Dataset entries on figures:
-------

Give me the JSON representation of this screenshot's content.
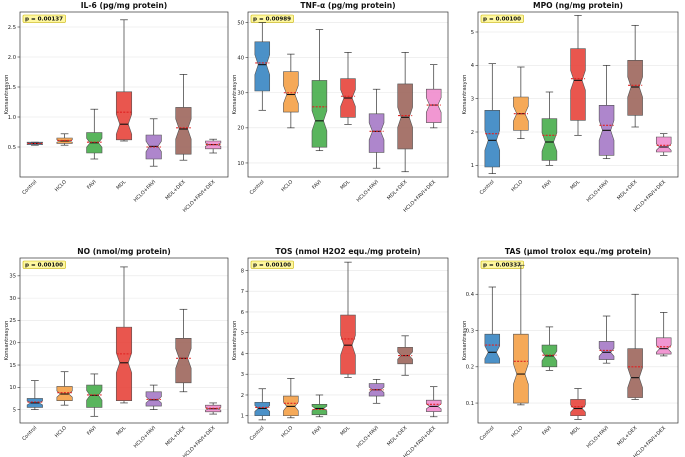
{
  "colors": {
    "blue": "#3c88c4",
    "orange": "#f5a24a",
    "green": "#4caf50",
    "red": "#e8483f",
    "purple": "#a87cc8",
    "brown": "#a06a60",
    "pink": "#f08fcf",
    "pvalue_bg": "#fff8a0",
    "mean_line": "#e02020"
  },
  "categories": [
    "Control",
    "HCLO",
    "FAVI",
    "MDL",
    "HCLO+FAVI",
    "MDL+DEX",
    "HCLO+FAVI+DEX"
  ],
  "chart_data": [
    {
      "type": "box",
      "title": "IL-6 (pg/mg protein)",
      "ylabel": "Konsantrasyon",
      "p_value": "p = 0.00137",
      "ylim": [
        0.0,
        2.75
      ],
      "yticks": [
        0.5,
        1.0,
        1.5,
        2.0,
        2.5
      ],
      "ytick_labels": [
        "0.5",
        "1.0",
        "1.5",
        "2.0",
        "2.5"
      ],
      "series": [
        {
          "name": "Control",
          "color": "blue",
          "whisker_low": 0.53,
          "q1": 0.54,
          "median": 0.56,
          "q3": 0.58,
          "whisker_high": 0.58,
          "mean": 0.56
        },
        {
          "name": "HCLO",
          "color": "orange",
          "whisker_low": 0.53,
          "q1": 0.56,
          "median": 0.6,
          "q3": 0.65,
          "whisker_high": 0.72,
          "mean": 0.61
        },
        {
          "name": "FAVI",
          "color": "green",
          "whisker_low": 0.3,
          "q1": 0.4,
          "median": 0.57,
          "q3": 0.74,
          "whisker_high": 1.13,
          "mean": 0.58
        },
        {
          "name": "MDL",
          "color": "red",
          "whisker_low": 0.6,
          "q1": 0.62,
          "median": 0.88,
          "q3": 1.42,
          "whisker_high": 2.62,
          "mean": 1.08
        },
        {
          "name": "HCLO+FAVI",
          "color": "purple",
          "whisker_low": 0.18,
          "q1": 0.3,
          "median": 0.51,
          "q3": 0.7,
          "whisker_high": 0.97,
          "mean": 0.5
        },
        {
          "name": "MDL+DEX",
          "color": "brown",
          "whisker_low": 0.28,
          "q1": 0.38,
          "median": 0.8,
          "q3": 1.16,
          "whisker_high": 1.71,
          "mean": 0.82
        },
        {
          "name": "HCLO+FAVI+DEX",
          "color": "pink",
          "whisker_low": 0.4,
          "q1": 0.47,
          "median": 0.54,
          "q3": 0.6,
          "whisker_high": 0.63,
          "mean": 0.54
        }
      ]
    },
    {
      "type": "box",
      "title": "TNF-α (pg/mg protein)",
      "ylabel": "Konsantrasyon",
      "p_value": "p = 0.00989",
      "ylim": [
        6,
        53
      ],
      "yticks": [
        10,
        20,
        30,
        40,
        50
      ],
      "ytick_labels": [
        "10",
        "20",
        "30",
        "40",
        "50"
      ],
      "series": [
        {
          "name": "Control",
          "color": "blue",
          "whisker_low": 25,
          "q1": 30.5,
          "median": 38,
          "q3": 44.5,
          "whisker_high": 50,
          "mean": 38.5
        },
        {
          "name": "HCLO",
          "color": "orange",
          "whisker_low": 20,
          "q1": 24.5,
          "median": 29.5,
          "q3": 36,
          "whisker_high": 41,
          "mean": 30
        },
        {
          "name": "FAVI",
          "color": "green",
          "whisker_low": 13.5,
          "q1": 14.5,
          "median": 22,
          "q3": 33.5,
          "whisker_high": 48,
          "mean": 26
        },
        {
          "name": "MDL",
          "color": "red",
          "whisker_low": 21,
          "q1": 23,
          "median": 28.5,
          "q3": 34,
          "whisker_high": 41.5,
          "mean": 29
        },
        {
          "name": "HCLO+FAVI",
          "color": "purple",
          "whisker_low": 8.5,
          "q1": 13,
          "median": 19,
          "q3": 24,
          "whisker_high": 31,
          "mean": 19
        },
        {
          "name": "MDL+DEX",
          "color": "brown",
          "whisker_low": 7.5,
          "q1": 14,
          "median": 23,
          "q3": 32.5,
          "whisker_high": 41.5,
          "mean": 23.5
        },
        {
          "name": "HCLO+FAVI+DEX",
          "color": "pink",
          "whisker_low": 20,
          "q1": 21.5,
          "median": 26.5,
          "q3": 31,
          "whisker_high": 38,
          "mean": 26.5
        }
      ]
    },
    {
      "type": "box",
      "title": "MPO (ng/mg protein)",
      "ylabel": "Konsantrasyon",
      "p_value": "p = 0.00100",
      "ylim": [
        0.65,
        5.6
      ],
      "yticks": [
        1,
        2,
        3,
        4,
        5
      ],
      "ytick_labels": [
        "1",
        "2",
        "3",
        "4",
        "5"
      ],
      "series": [
        {
          "name": "Control",
          "color": "blue",
          "whisker_low": 0.75,
          "q1": 0.95,
          "median": 1.75,
          "q3": 2.65,
          "whisker_high": 4.05,
          "mean": 1.95
        },
        {
          "name": "HCLO",
          "color": "orange",
          "whisker_low": 1.8,
          "q1": 2.05,
          "median": 2.55,
          "q3": 3.05,
          "whisker_high": 3.95,
          "mean": 2.55
        },
        {
          "name": "FAVI",
          "color": "green",
          "whisker_low": 1.0,
          "q1": 1.15,
          "median": 1.7,
          "q3": 2.4,
          "whisker_high": 3.2,
          "mean": 1.9
        },
        {
          "name": "MDL",
          "color": "red",
          "whisker_low": 1.9,
          "q1": 2.35,
          "median": 3.55,
          "q3": 4.5,
          "whisker_high": 5.5,
          "mean": 3.6
        },
        {
          "name": "HCLO+FAVI",
          "color": "purple",
          "whisker_low": 1.2,
          "q1": 1.3,
          "median": 2.05,
          "q3": 2.8,
          "whisker_high": 4.0,
          "mean": 2.2
        },
        {
          "name": "MDL+DEX",
          "color": "brown",
          "whisker_low": 2.15,
          "q1": 2.5,
          "median": 3.35,
          "q3": 4.15,
          "whisker_high": 5.2,
          "mean": 3.4
        },
        {
          "name": "HCLO+FAVI+DEX",
          "color": "pink",
          "whisker_low": 1.3,
          "q1": 1.4,
          "median": 1.55,
          "q3": 1.85,
          "whisker_high": 1.95,
          "mean": 1.6
        }
      ]
    },
    {
      "type": "box",
      "title": "NO (nmol/mg protein)",
      "ylabel": "Konsantrasyon",
      "p_value": "p = 0.00100",
      "ylim": [
        2,
        39
      ],
      "yticks": [
        5,
        10,
        15,
        20,
        25,
        30,
        35
      ],
      "ytick_labels": [
        "5",
        "10",
        "15",
        "20",
        "25",
        "30",
        "35"
      ],
      "series": [
        {
          "name": "Control",
          "color": "blue",
          "whisker_low": 5,
          "q1": 5.5,
          "median": 6.5,
          "q3": 7.5,
          "whisker_high": 11.5,
          "mean": 6.7
        },
        {
          "name": "HCLO",
          "color": "orange",
          "whisker_low": 6,
          "q1": 7,
          "median": 8.5,
          "q3": 10.2,
          "whisker_high": 13.5,
          "mean": 8.8
        },
        {
          "name": "FAVI",
          "color": "green",
          "whisker_low": 3.5,
          "q1": 5.5,
          "median": 8.2,
          "q3": 10.5,
          "whisker_high": 13,
          "mean": 8.3
        },
        {
          "name": "MDL",
          "color": "red",
          "whisker_low": 6.5,
          "q1": 7,
          "median": 15.5,
          "q3": 23.5,
          "whisker_high": 37,
          "mean": 17.5
        },
        {
          "name": "HCLO+FAVI",
          "color": "purple",
          "whisker_low": 5,
          "q1": 5.8,
          "median": 7.2,
          "q3": 9,
          "whisker_high": 10.5,
          "mean": 7.3
        },
        {
          "name": "MDL+DEX",
          "color": "brown",
          "whisker_low": 9,
          "q1": 11,
          "median": 16.5,
          "q3": 21,
          "whisker_high": 27.5,
          "mean": 16.5
        },
        {
          "name": "HCLO+FAVI+DEX",
          "color": "pink",
          "whisker_low": 4,
          "q1": 4.5,
          "median": 5.2,
          "q3": 6,
          "whisker_high": 6.5,
          "mean": 5.3
        }
      ]
    },
    {
      "type": "box",
      "title": "TOS (nmol H2O2 equ./mg protein)",
      "ylabel": "Konsantrasyon",
      "p_value": "p = 0.00100",
      "ylim": [
        0.65,
        8.6
      ],
      "yticks": [
        1,
        2,
        3,
        4,
        5,
        6,
        7,
        8
      ],
      "ytick_labels": [
        "1",
        "2",
        "3",
        "4",
        "5",
        "6",
        "7",
        "8"
      ],
      "series": [
        {
          "name": "Control",
          "color": "blue",
          "whisker_low": 0.8,
          "q1": 1.0,
          "median": 1.35,
          "q3": 1.65,
          "whisker_high": 2.3,
          "mean": 1.4
        },
        {
          "name": "HCLO",
          "color": "orange",
          "whisker_low": 0.9,
          "q1": 1.0,
          "median": 1.45,
          "q3": 1.95,
          "whisker_high": 2.8,
          "mean": 1.6
        },
        {
          "name": "FAVI",
          "color": "green",
          "whisker_low": 0.95,
          "q1": 1.05,
          "median": 1.35,
          "q3": 1.55,
          "whisker_high": 2.0,
          "mean": 1.3
        },
        {
          "name": "MDL",
          "color": "red",
          "whisker_low": 2.85,
          "q1": 3.0,
          "median": 4.4,
          "q3": 5.85,
          "whisker_high": 8.4,
          "mean": 4.7
        },
        {
          "name": "HCLO+FAVI",
          "color": "purple",
          "whisker_low": 1.6,
          "q1": 1.95,
          "median": 2.25,
          "q3": 2.55,
          "whisker_high": 2.75,
          "mean": 2.25
        },
        {
          "name": "MDL+DEX",
          "color": "brown",
          "whisker_low": 2.95,
          "q1": 3.5,
          "median": 3.9,
          "q3": 4.3,
          "whisker_high": 4.85,
          "mean": 3.9
        },
        {
          "name": "HCLO+FAVI+DEX",
          "color": "pink",
          "whisker_low": 0.95,
          "q1": 1.2,
          "median": 1.45,
          "q3": 1.75,
          "whisker_high": 2.4,
          "mean": 1.55
        }
      ]
    },
    {
      "type": "box",
      "title": "TAS (µmol trolox equ./mg protein)",
      "ylabel": "Konsantrasyon",
      "p_value": "p = 0.00337",
      "ylim": [
        0.045,
        0.5
      ],
      "yticks": [
        0.1,
        0.2,
        0.3,
        0.4
      ],
      "ytick_labels": [
        "0.1",
        "0.2",
        "0.3",
        "0.4"
      ],
      "series": [
        {
          "name": "Control",
          "color": "blue",
          "whisker_low": 0.21,
          "q1": 0.21,
          "median": 0.24,
          "q3": 0.29,
          "whisker_high": 0.42,
          "mean": 0.26
        },
        {
          "name": "HCLO",
          "color": "orange",
          "whisker_low": 0.095,
          "q1": 0.1,
          "median": 0.18,
          "q3": 0.29,
          "whisker_high": 0.48,
          "mean": 0.215
        },
        {
          "name": "FAVI",
          "color": "green",
          "whisker_low": 0.19,
          "q1": 0.2,
          "median": 0.23,
          "q3": 0.26,
          "whisker_high": 0.31,
          "mean": 0.232
        },
        {
          "name": "MDL",
          "color": "red",
          "whisker_low": 0.055,
          "q1": 0.065,
          "median": 0.085,
          "q3": 0.11,
          "whisker_high": 0.14,
          "mean": 0.09
        },
        {
          "name": "HCLO+FAVI",
          "color": "purple",
          "whisker_low": 0.21,
          "q1": 0.22,
          "median": 0.24,
          "q3": 0.27,
          "whisker_high": 0.34,
          "mean": 0.245
        },
        {
          "name": "MDL+DEX",
          "color": "brown",
          "whisker_low": 0.11,
          "q1": 0.115,
          "median": 0.17,
          "q3": 0.25,
          "whisker_high": 0.4,
          "mean": 0.2
        },
        {
          "name": "HCLO+FAVI+DEX",
          "color": "pink",
          "whisker_low": 0.23,
          "q1": 0.235,
          "median": 0.25,
          "q3": 0.28,
          "whisker_high": 0.35,
          "mean": 0.255
        }
      ]
    }
  ]
}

-------

=== PROBLEM REQUIREMENTS ===
Using the records above, gather all lines where the string "nmol" is present.

=== TASK OUTPUT ===
      "title": "NO (nmol/mg protein)",
      "title": "TOS (nmol H2O2 equ./mg protein)",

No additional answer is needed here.